** Start Records for this exercise **

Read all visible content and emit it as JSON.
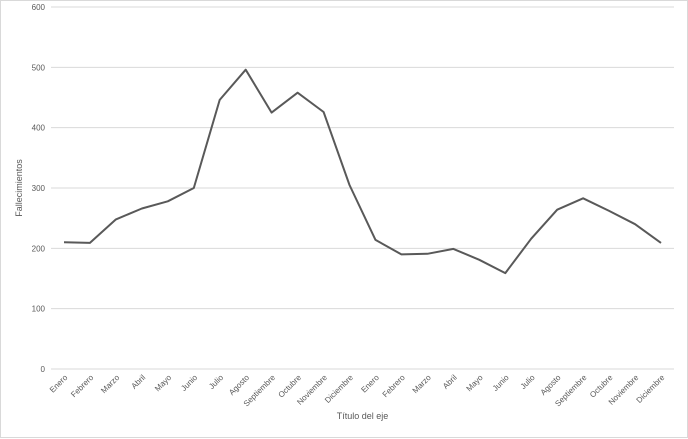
{
  "chart_data": {
    "type": "line",
    "title": "",
    "xlabel": "Título del eje",
    "ylabel": "Fallecimientos",
    "ylim": [
      0,
      600
    ],
    "yticks": [
      0,
      100,
      200,
      300,
      400,
      500,
      600
    ],
    "grid": true,
    "categories": [
      "Enero",
      "Febrero",
      "Marzo",
      "Abril",
      "Mayo",
      "Junio",
      "Julio",
      "Agosto",
      "Septiembre",
      "Octubre",
      "Noviembre",
      "Diciembre",
      "Enero",
      "Febrero",
      "Marzo",
      "Abril",
      "Mayo",
      "Junio",
      "Julio",
      "Agosto",
      "Septiembre",
      "Octubre",
      "Noviembre",
      "Diciembre"
    ],
    "series": [
      {
        "values": [
          210,
          209,
          248,
          266,
          278,
          300,
          446,
          496,
          425,
          458,
          426,
          305,
          214,
          190,
          191,
          199,
          181,
          159,
          216,
          264,
          283,
          262,
          240,
          209
        ]
      }
    ],
    "line_color": "#595959",
    "grid_color": "#d9d9d9"
  }
}
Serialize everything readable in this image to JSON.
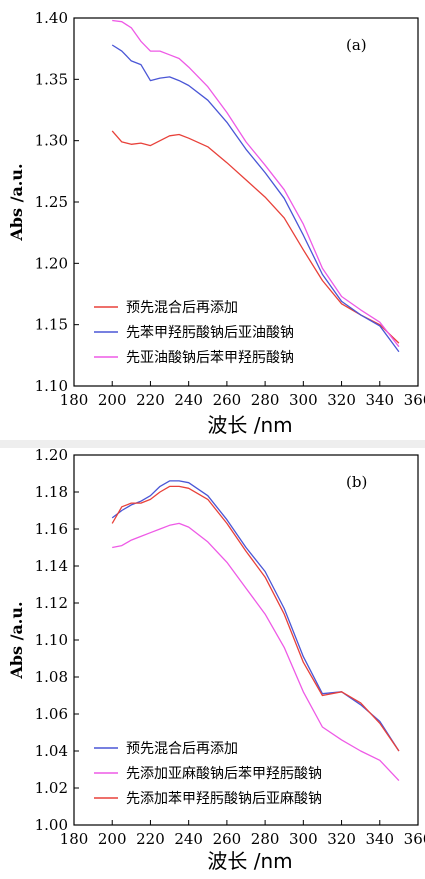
{
  "chart_data": [
    {
      "type": "line",
      "panel_label": "(a)",
      "xlabel": "波长 /nm",
      "ylabel": "Abs /a.u.",
      "xlim": [
        180,
        360
      ],
      "ylim": [
        1.1,
        1.4
      ],
      "xticks": [
        "180",
        "200",
        "220",
        "240",
        "260",
        "280",
        "300",
        "320",
        "340",
        "360"
      ],
      "yticks": [
        "1.10",
        "1.15",
        "1.20",
        "1.25",
        "1.30",
        "1.35",
        "1.40"
      ],
      "legend_position": "bottom-left",
      "series": [
        {
          "name": "预先混合后再添加",
          "color": "#e8413a",
          "x": [
            200,
            205,
            210,
            215,
            220,
            225,
            230,
            235,
            240,
            250,
            260,
            270,
            280,
            290,
            300,
            310,
            320,
            330,
            340,
            350
          ],
          "y": [
            1.308,
            1.299,
            1.297,
            1.298,
            1.296,
            1.3,
            1.304,
            1.305,
            1.302,
            1.295,
            1.282,
            1.268,
            1.254,
            1.237,
            1.211,
            1.186,
            1.167,
            1.158,
            1.15,
            1.135
          ]
        },
        {
          "name": "先苯甲羟肟酸钠后亚油酸钠",
          "color": "#4a56d6",
          "x": [
            200,
            205,
            210,
            215,
            220,
            225,
            230,
            235,
            240,
            250,
            260,
            270,
            280,
            290,
            300,
            310,
            320,
            330,
            340,
            350
          ],
          "y": [
            1.378,
            1.373,
            1.365,
            1.362,
            1.349,
            1.351,
            1.352,
            1.349,
            1.345,
            1.333,
            1.315,
            1.293,
            1.274,
            1.253,
            1.223,
            1.191,
            1.169,
            1.158,
            1.149,
            1.128
          ]
        },
        {
          "name": "先亚油酸钠后苯甲羟肟酸钠",
          "color": "#ee5ae6",
          "x": [
            200,
            205,
            210,
            215,
            220,
            225,
            230,
            235,
            240,
            250,
            260,
            270,
            280,
            290,
            300,
            310,
            320,
            330,
            340,
            350
          ],
          "y": [
            1.398,
            1.397,
            1.392,
            1.381,
            1.373,
            1.373,
            1.37,
            1.367,
            1.36,
            1.344,
            1.323,
            1.299,
            1.28,
            1.26,
            1.232,
            1.196,
            1.173,
            1.162,
            1.152,
            1.132
          ]
        }
      ]
    },
    {
      "type": "line",
      "panel_label": "(b)",
      "xlabel": "波长 /nm",
      "ylabel": "Abs /a.u.",
      "xlim": [
        180,
        360
      ],
      "ylim": [
        1.0,
        1.2
      ],
      "xticks": [
        "180",
        "200",
        "220",
        "240",
        "260",
        "280",
        "300",
        "320",
        "340",
        "360"
      ],
      "yticks": [
        "1.00",
        "1.02",
        "1.04",
        "1.06",
        "1.08",
        "1.10",
        "1.12",
        "1.14",
        "1.16",
        "1.18",
        "1.20"
      ],
      "legend_position": "bottom-left",
      "series": [
        {
          "name": "预先混合后再添加",
          "color": "#4a56d6",
          "x": [
            200,
            205,
            210,
            215,
            220,
            225,
            230,
            235,
            240,
            250,
            260,
            270,
            280,
            290,
            300,
            310,
            320,
            330,
            340,
            350
          ],
          "y": [
            1.166,
            1.17,
            1.173,
            1.175,
            1.178,
            1.183,
            1.186,
            1.186,
            1.185,
            1.178,
            1.165,
            1.15,
            1.137,
            1.117,
            1.091,
            1.071,
            1.072,
            1.065,
            1.056,
            1.04
          ]
        },
        {
          "name": "先添加亚麻酸钠后苯甲羟肟酸钠",
          "color": "#ee5ae6",
          "x": [
            200,
            205,
            210,
            215,
            220,
            225,
            230,
            235,
            240,
            250,
            260,
            270,
            280,
            290,
            300,
            310,
            320,
            330,
            340,
            350
          ],
          "y": [
            1.15,
            1.151,
            1.154,
            1.156,
            1.158,
            1.16,
            1.162,
            1.163,
            1.161,
            1.153,
            1.142,
            1.128,
            1.114,
            1.096,
            1.072,
            1.053,
            1.046,
            1.04,
            1.035,
            1.024
          ]
        },
        {
          "name": "先添加苯甲羟肟酸钠后亚麻酸钠",
          "color": "#e8413a",
          "x": [
            200,
            205,
            210,
            215,
            220,
            225,
            230,
            235,
            240,
            250,
            260,
            270,
            280,
            290,
            300,
            310,
            320,
            330,
            340,
            350
          ],
          "y": [
            1.163,
            1.172,
            1.174,
            1.174,
            1.176,
            1.18,
            1.183,
            1.183,
            1.182,
            1.176,
            1.163,
            1.148,
            1.134,
            1.114,
            1.088,
            1.07,
            1.072,
            1.066,
            1.055,
            1.04
          ]
        }
      ]
    }
  ]
}
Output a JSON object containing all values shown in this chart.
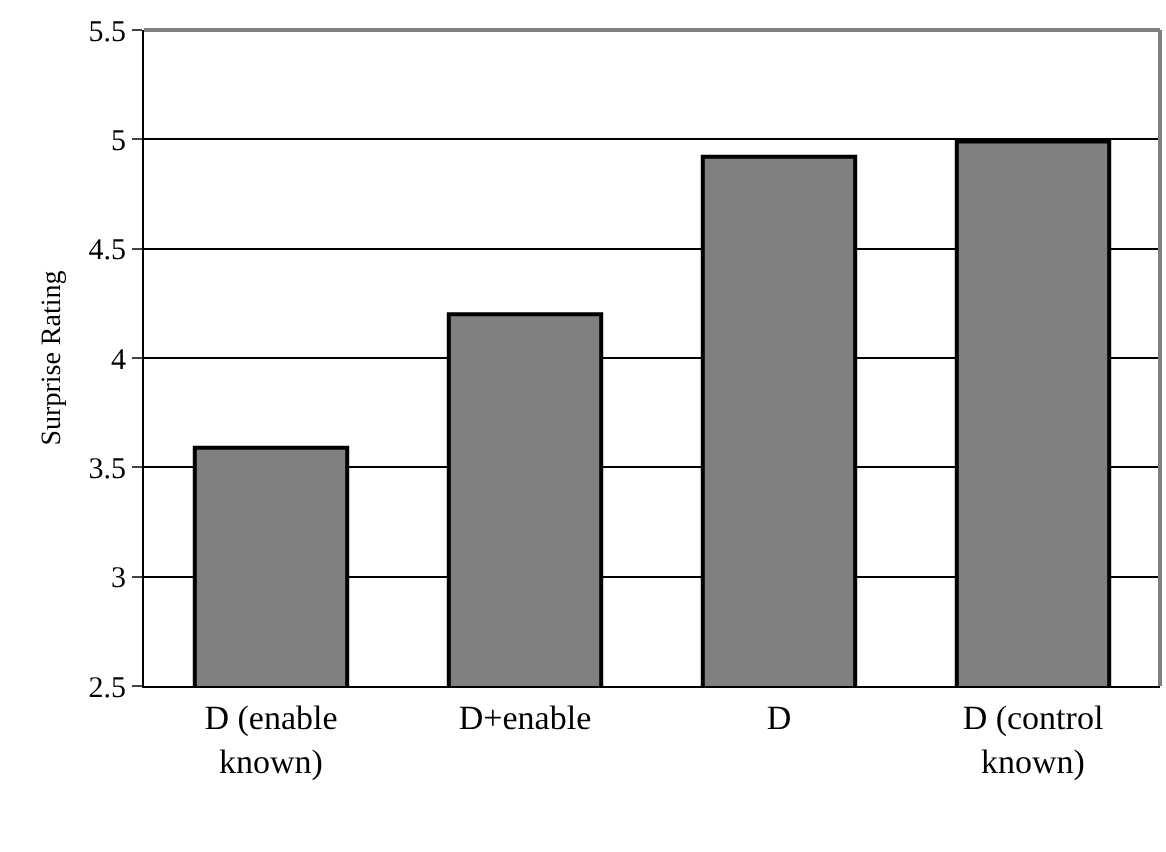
{
  "chart_data": {
    "type": "bar",
    "ylabel": "Surprise Rating",
    "categories": [
      "D (enable known)",
      "D+enable",
      "D",
      "D (control known)"
    ],
    "values": [
      3.59,
      4.2,
      4.92,
      4.99
    ],
    "color": "#808080",
    "ylim": [
      2.5,
      5.5
    ],
    "yticks": [
      2.5,
      3,
      3.5,
      4,
      4.5,
      5,
      5.5
    ],
    "grid": "y"
  }
}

** End Records for this exercise **

### Exercise goal
Reproduce every entry exactly, but omit each picture.

### Final answer
Read all visible content and emit it as JSON.
{
  "chart_data": {
    "type": "line",
    "title": "",
    "xlabel": "Título del eje",
    "ylabel": "Fallecimientos",
    "ylim": [
      0,
      600
    ],
    "yticks": [
      0,
      100,
      200,
      300,
      400,
      500,
      600
    ],
    "grid": true,
    "categories": [
      "Enero",
      "Febrero",
      "Marzo",
      "Abril",
      "Mayo",
      "Junio",
      "Julio",
      "Agosto",
      "Septiembre",
      "Octubre",
      "Noviembre",
      "Diciembre",
      "Enero",
      "Febrero",
      "Marzo",
      "Abril",
      "Mayo",
      "Junio",
      "Julio",
      "Agosto",
      "Septiembre",
      "Octubre",
      "Noviembre",
      "Diciembre"
    ],
    "series": [
      {
        "values": [
          210,
          209,
          248,
          266,
          278,
          300,
          446,
          496,
          425,
          458,
          426,
          305,
          214,
          190,
          191,
          199,
          181,
          159,
          216,
          264,
          283,
          262,
          240,
          209
        ]
      }
    ],
    "line_color": "#595959",
    "grid_color": "#d9d9d9"
  }
}
Serialize everything readable in this image to JSON.
{
  "chart_data": [
    {
      "type": "line",
      "panel_label": "(a)",
      "xlabel": "波长 /nm",
      "ylabel": "Abs /a.u.",
      "xlim": [
        180,
        360
      ],
      "ylim": [
        1.1,
        1.4
      ],
      "xticks": [
        "180",
        "200",
        "220",
        "240",
        "260",
        "280",
        "300",
        "320",
        "340",
        "360"
      ],
      "yticks": [
        "1.10",
        "1.15",
        "1.20",
        "1.25",
        "1.30",
        "1.35",
        "1.40"
      ],
      "legend_position": "bottom-left",
      "series": [
        {
          "name": "预先混合后再添加",
          "color": "#e8413a",
          "x": [
            200,
            205,
            210,
            215,
            220,
            225,
            230,
            235,
            240,
            250,
            260,
            270,
            280,
            290,
            300,
            310,
            320,
            330,
            340,
            350
          ],
          "y": [
            1.308,
            1.299,
            1.297,
            1.298,
            1.296,
            1.3,
            1.304,
            1.305,
            1.302,
            1.295,
            1.282,
            1.268,
            1.254,
            1.237,
            1.211,
            1.186,
            1.167,
            1.158,
            1.15,
            1.135
          ]
        },
        {
          "name": "先苯甲羟肟酸钠后亚油酸钠",
          "color": "#4a56d6",
          "x": [
            200,
            205,
            210,
            215,
            220,
            225,
            230,
            235,
            240,
            250,
            260,
            270,
            280,
            290,
            300,
            310,
            320,
            330,
            340,
            350
          ],
          "y": [
            1.378,
            1.373,
            1.365,
            1.362,
            1.349,
            1.351,
            1.352,
            1.349,
            1.345,
            1.333,
            1.315,
            1.293,
            1.274,
            1.253,
            1.223,
            1.191,
            1.169,
            1.158,
            1.149,
            1.128
          ]
        },
        {
          "name": "先亚油酸钠后苯甲羟肟酸钠",
          "color": "#ee5ae6",
          "x": [
            200,
            205,
            210,
            215,
            220,
            225,
            230,
            235,
            240,
            250,
            260,
            270,
            280,
            290,
            300,
            310,
            320,
            330,
            340,
            350
          ],
          "y": [
            1.398,
            1.397,
            1.392,
            1.381,
            1.373,
            1.373,
            1.37,
            1.367,
            1.36,
            1.344,
            1.323,
            1.299,
            1.28,
            1.26,
            1.232,
            1.196,
            1.173,
            1.162,
            1.152,
            1.132
          ]
        }
      ]
    },
    {
      "type": "line",
      "panel_label": "(b)",
      "xlabel": "波长 /nm",
      "ylabel": "Abs /a.u.",
      "xlim": [
        180,
        360
      ],
      "ylim": [
        1.0,
        1.2
      ],
      "xticks": [
        "180",
        "200",
        "220",
        "240",
        "260",
        "280",
        "300",
        "320",
        "340",
        "360"
      ],
      "yticks": [
        "1.00",
        "1.02",
        "1.04",
        "1.06",
        "1.08",
        "1.10",
        "1.12",
        "1.14",
        "1.16",
        "1.18",
        "1.20"
      ],
      "legend_position": "bottom-left",
      "series": [
        {
          "name": "预先混合后再添加",
          "color": "#4a56d6",
          "x": [
            200,
            205,
            210,
            215,
            220,
            225,
            230,
            235,
            240,
            250,
            260,
            270,
            280,
            290,
            300,
            310,
            320,
            330,
            340,
            350
          ],
          "y": [
            1.166,
            1.17,
            1.173,
            1.175,
            1.178,
            1.183,
            1.186,
            1.186,
            1.185,
            1.178,
            1.165,
            1.15,
            1.137,
            1.117,
            1.091,
            1.071,
            1.072,
            1.065,
            1.056,
            1.04
          ]
        },
        {
          "name": "先添加亚麻酸钠后苯甲羟肟酸钠",
          "color": "#ee5ae6",
          "x": [
            200,
            205,
            210,
            215,
            220,
            225,
            230,
            235,
            240,
            250,
            260,
            270,
            280,
            290,
            300,
            310,
            320,
            330,
            340,
            350
          ],
          "y": [
            1.15,
            1.151,
            1.154,
            1.156,
            1.158,
            1.16,
            1.162,
            1.163,
            1.161,
            1.153,
            1.142,
            1.128,
            1.114,
            1.096,
            1.072,
            1.053,
            1.046,
            1.04,
            1.035,
            1.024
          ]
        },
        {
          "name": "先添加苯甲羟肟酸钠后亚麻酸钠",
          "color": "#e8413a",
          "x": [
            200,
            205,
            210,
            215,
            220,
            225,
            230,
            235,
            240,
            250,
            260,
            270,
            280,
            290,
            300,
            310,
            320,
            330,
            340,
            350
          ],
          "y": [
            1.163,
            1.172,
            1.174,
            1.174,
            1.176,
            1.18,
            1.183,
            1.183,
            1.182,
            1.176,
            1.163,
            1.148,
            1.134,
            1.114,
            1.088,
            1.07,
            1.072,
            1.066,
            1.055,
            1.04
          ]
        }
      ]
    }
  ]
}
Output a JSON object containing all values shown in this chart.
{
  "chart_data": {
    "type": "bar",
    "ylabel": "Surprise Rating",
    "categories": [
      "D (enable known)",
      "D+enable",
      "D",
      "D (control known)"
    ],
    "values": [
      3.59,
      4.2,
      4.92,
      4.99
    ],
    "color": "#808080",
    "ylim": [
      2.5,
      5.5
    ],
    "yticks": [
      2.5,
      3,
      3.5,
      4,
      4.5,
      5,
      5.5
    ],
    "grid": "y"
  }
}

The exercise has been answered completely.